## Records shown
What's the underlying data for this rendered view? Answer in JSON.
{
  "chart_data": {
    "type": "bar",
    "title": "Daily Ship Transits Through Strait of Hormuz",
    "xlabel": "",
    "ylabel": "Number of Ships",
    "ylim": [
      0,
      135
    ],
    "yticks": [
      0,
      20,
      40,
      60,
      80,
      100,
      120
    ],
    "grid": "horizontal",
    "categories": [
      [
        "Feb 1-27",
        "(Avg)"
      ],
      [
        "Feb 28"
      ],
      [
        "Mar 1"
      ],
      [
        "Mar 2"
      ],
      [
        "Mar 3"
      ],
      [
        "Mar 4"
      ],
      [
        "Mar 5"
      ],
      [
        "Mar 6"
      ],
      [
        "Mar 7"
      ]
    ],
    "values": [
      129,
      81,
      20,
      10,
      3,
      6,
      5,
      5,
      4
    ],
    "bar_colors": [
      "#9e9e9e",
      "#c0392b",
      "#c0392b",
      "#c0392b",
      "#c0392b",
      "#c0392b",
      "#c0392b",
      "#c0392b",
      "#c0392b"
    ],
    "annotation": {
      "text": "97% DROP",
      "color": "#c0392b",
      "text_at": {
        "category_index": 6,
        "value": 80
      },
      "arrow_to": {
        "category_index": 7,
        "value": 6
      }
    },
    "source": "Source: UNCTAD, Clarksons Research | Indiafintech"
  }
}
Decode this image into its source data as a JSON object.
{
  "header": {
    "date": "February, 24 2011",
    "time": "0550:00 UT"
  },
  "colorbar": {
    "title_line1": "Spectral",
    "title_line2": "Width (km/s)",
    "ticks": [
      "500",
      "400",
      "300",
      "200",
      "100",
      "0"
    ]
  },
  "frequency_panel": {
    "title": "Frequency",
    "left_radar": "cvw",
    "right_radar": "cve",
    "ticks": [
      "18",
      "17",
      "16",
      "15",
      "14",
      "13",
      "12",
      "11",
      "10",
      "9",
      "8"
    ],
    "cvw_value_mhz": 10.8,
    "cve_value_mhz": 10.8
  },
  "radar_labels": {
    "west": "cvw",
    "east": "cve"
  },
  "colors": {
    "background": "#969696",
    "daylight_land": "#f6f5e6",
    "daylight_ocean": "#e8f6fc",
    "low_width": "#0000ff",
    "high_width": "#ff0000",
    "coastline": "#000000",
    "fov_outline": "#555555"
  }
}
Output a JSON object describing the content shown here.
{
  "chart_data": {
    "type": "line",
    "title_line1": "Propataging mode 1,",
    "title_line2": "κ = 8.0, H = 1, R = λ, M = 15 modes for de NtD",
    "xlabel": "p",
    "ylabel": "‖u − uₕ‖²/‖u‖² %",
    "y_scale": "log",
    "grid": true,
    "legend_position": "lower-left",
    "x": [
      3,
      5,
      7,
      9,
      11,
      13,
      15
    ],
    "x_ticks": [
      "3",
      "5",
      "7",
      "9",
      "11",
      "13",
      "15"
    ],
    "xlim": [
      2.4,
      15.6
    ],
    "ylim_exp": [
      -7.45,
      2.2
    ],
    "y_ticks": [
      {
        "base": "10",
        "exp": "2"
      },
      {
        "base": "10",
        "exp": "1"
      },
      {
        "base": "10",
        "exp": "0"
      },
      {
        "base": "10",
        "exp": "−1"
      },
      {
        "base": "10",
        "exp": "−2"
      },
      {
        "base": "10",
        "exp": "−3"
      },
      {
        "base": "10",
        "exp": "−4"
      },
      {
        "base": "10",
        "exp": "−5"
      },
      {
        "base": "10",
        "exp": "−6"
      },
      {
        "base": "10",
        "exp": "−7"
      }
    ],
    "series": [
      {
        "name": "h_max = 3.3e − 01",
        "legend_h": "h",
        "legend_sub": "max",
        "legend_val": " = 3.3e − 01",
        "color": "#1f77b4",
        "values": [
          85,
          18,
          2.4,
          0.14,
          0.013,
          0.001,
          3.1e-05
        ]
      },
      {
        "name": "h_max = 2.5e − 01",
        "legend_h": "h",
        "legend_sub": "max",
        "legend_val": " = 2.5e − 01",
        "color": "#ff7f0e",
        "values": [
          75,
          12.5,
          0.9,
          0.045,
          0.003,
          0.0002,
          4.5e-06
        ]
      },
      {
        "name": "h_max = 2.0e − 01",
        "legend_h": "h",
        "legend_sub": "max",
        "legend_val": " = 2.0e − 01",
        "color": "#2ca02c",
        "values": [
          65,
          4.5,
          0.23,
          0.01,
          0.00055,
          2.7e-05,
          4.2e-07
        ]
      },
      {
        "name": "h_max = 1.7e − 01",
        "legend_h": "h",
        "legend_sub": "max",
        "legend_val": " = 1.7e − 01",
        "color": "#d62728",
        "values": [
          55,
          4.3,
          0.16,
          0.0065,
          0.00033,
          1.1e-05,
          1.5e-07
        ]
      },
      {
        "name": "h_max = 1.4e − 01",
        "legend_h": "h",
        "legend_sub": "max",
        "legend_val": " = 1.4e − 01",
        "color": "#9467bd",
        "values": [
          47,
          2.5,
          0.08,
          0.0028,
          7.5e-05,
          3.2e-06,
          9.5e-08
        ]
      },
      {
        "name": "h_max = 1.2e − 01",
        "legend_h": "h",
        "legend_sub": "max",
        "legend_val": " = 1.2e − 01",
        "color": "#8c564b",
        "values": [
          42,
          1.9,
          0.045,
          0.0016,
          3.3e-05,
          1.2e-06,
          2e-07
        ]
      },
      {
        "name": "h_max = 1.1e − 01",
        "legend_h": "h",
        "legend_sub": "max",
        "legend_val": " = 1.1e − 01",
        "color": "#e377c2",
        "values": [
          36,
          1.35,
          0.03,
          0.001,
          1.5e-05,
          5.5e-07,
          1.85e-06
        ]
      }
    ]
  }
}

## Task
Print all of the entries again, exactly as written.

## Response to this exercise
What's the underlying data for this rendered view? Answer in JSON.
{
  "chart_data": {
    "type": "bar",
    "title": "Daily Ship Transits Through Strait of Hormuz",
    "xlabel": "",
    "ylabel": "Number of Ships",
    "ylim": [
      0,
      135
    ],
    "yticks": [
      0,
      20,
      40,
      60,
      80,
      100,
      120
    ],
    "grid": "horizontal",
    "categories": [
      [
        "Feb 1-27",
        "(Avg)"
      ],
      [
        "Feb 28"
      ],
      [
        "Mar 1"
      ],
      [
        "Mar 2"
      ],
      [
        "Mar 3"
      ],
      [
        "Mar 4"
      ],
      [
        "Mar 5"
      ],
      [
        "Mar 6"
      ],
      [
        "Mar 7"
      ]
    ],
    "values": [
      129,
      81,
      20,
      10,
      3,
      6,
      5,
      5,
      4
    ],
    "bar_colors": [
      "#9e9e9e",
      "#c0392b",
      "#c0392b",
      "#c0392b",
      "#c0392b",
      "#c0392b",
      "#c0392b",
      "#c0392b",
      "#c0392b"
    ],
    "annotation": {
      "text": "97% DROP",
      "color": "#c0392b",
      "text_at": {
        "category_index": 6,
        "value": 80
      },
      "arrow_to": {
        "category_index": 7,
        "value": 6
      }
    },
    "source": "Source: UNCTAD, Clarksons Research | Indiafintech"
  }
}
Decode this image into its source data as a JSON object.
{
  "header": {
    "date": "February, 24 2011",
    "time": "0550:00 UT"
  },
  "colorbar": {
    "title_line1": "Spectral",
    "title_line2": "Width (km/s)",
    "ticks": [
      "500",
      "400",
      "300",
      "200",
      "100",
      "0"
    ]
  },
  "frequency_panel": {
    "title": "Frequency",
    "left_radar": "cvw",
    "right_radar": "cve",
    "ticks": [
      "18",
      "17",
      "16",
      "15",
      "14",
      "13",
      "12",
      "11",
      "10",
      "9",
      "8"
    ],
    "cvw_value_mhz": 10.8,
    "cve_value_mhz": 10.8
  },
  "radar_labels": {
    "west": "cvw",
    "east": "cve"
  },
  "colors": {
    "background": "#969696",
    "daylight_land": "#f6f5e6",
    "daylight_ocean": "#e8f6fc",
    "low_width": "#0000ff",
    "high_width": "#ff0000",
    "coastline": "#000000",
    "fov_outline": "#555555"
  }
}
Output a JSON object describing the content shown here.
{
  "chart_data": {
    "type": "line",
    "title_line1": "Propataging mode 1,",
    "title_line2": "κ = 8.0, H = 1, R = λ, M = 15 modes for de NtD",
    "xlabel": "p",
    "ylabel": "‖u − uₕ‖²/‖u‖² %",
    "y_scale": "log",
    "grid": true,
    "legend_position": "lower-left",
    "x": [
      3,
      5,
      7,
      9,
      11,
      13,
      15
    ],
    "x_ticks": [
      "3",
      "5",
      "7",
      "9",
      "11",
      "13",
      "15"
    ],
    "xlim": [
      2.4,
      15.6
    ],
    "ylim_exp": [
      -7.45,
      2.2
    ],
    "y_ticks": [
      {
        "base": "10",
        "exp": "2"
      },
      {
        "base": "10",
        "exp": "1"
      },
      {
        "base": "10",
        "exp": "0"
      },
      {
        "base": "10",
        "exp": "−1"
      },
      {
        "base": "10",
        "exp": "−2"
      },
      {
        "base": "10",
        "exp": "−3"
      },
      {
        "base": "10",
        "exp": "−4"
      },
      {
        "base": "10",
        "exp": "−5"
      },
      {
        "base": "10",
        "exp": "−6"
      },
      {
        "base": "10",
        "exp": "−7"
      }
    ],
    "series": [
      {
        "name": "h_max = 3.3e − 01",
        "legend_h": "h",
        "legend_sub": "max",
        "legend_val": " = 3.3e − 01",
        "color": "#1f77b4",
        "values": [
          85,
          18,
          2.4,
          0.14,
          0.013,
          0.001,
          3.1e-05
        ]
      },
      {
        "name": "h_max = 2.5e − 01",
        "legend_h": "h",
        "legend_sub": "max",
        "legend_val": " = 2.5e − 01",
        "color": "#ff7f0e",
        "values": [
          75,
          12.5,
          0.9,
          0.045,
          0.003,
          0.0002,
          4.5e-06
        ]
      },
      {
        "name": "h_max = 2.0e − 01",
        "legend_h": "h",
        "legend_sub": "max",
        "legend_val": " = 2.0e − 01",
        "color": "#2ca02c",
        "values": [
          65,
          4.5,
          0.23,
          0.01,
          0.00055,
          2.7e-05,
          4.2e-07
        ]
      },
      {
        "name": "h_max = 1.7e − 01",
        "legend_h": "h",
        "legend_sub": "max",
        "legend_val": " = 1.7e − 01",
        "color": "#d62728",
        "values": [
          55,
          4.3,
          0.16,
          0.0065,
          0.00033,
          1.1e-05,
          1.5e-07
        ]
      },
      {
        "name": "h_max = 1.4e − 01",
        "legend_h": "h",
        "legend_sub": "max",
        "legend_val": " = 1.4e − 01",
        "color": "#9467bd",
        "values": [
          47,
          2.5,
          0.08,
          0.0028,
          7.5e-05,
          3.2e-06,
          9.5e-08
        ]
      },
      {
        "name": "h_max = 1.2e − 01",
        "legend_h": "h",
        "legend_sub": "max",
        "legend_val": " = 1.2e − 01",
        "color": "#8c564b",
        "values": [
          42,
          1.9,
          0.045,
          0.0016,
          3.3e-05,
          1.2e-06,
          2e-07
        ]
      },
      {
        "name": "h_max = 1.1e − 01",
        "legend_h": "h",
        "legend_sub": "max",
        "legend_val": " = 1.1e − 01",
        "color": "#e377c2",
        "values": [
          36,
          1.35,
          0.03,
          0.001,
          1.5e-05,
          5.5e-07,
          1.85e-06
        ]
      }
    ]
  }
}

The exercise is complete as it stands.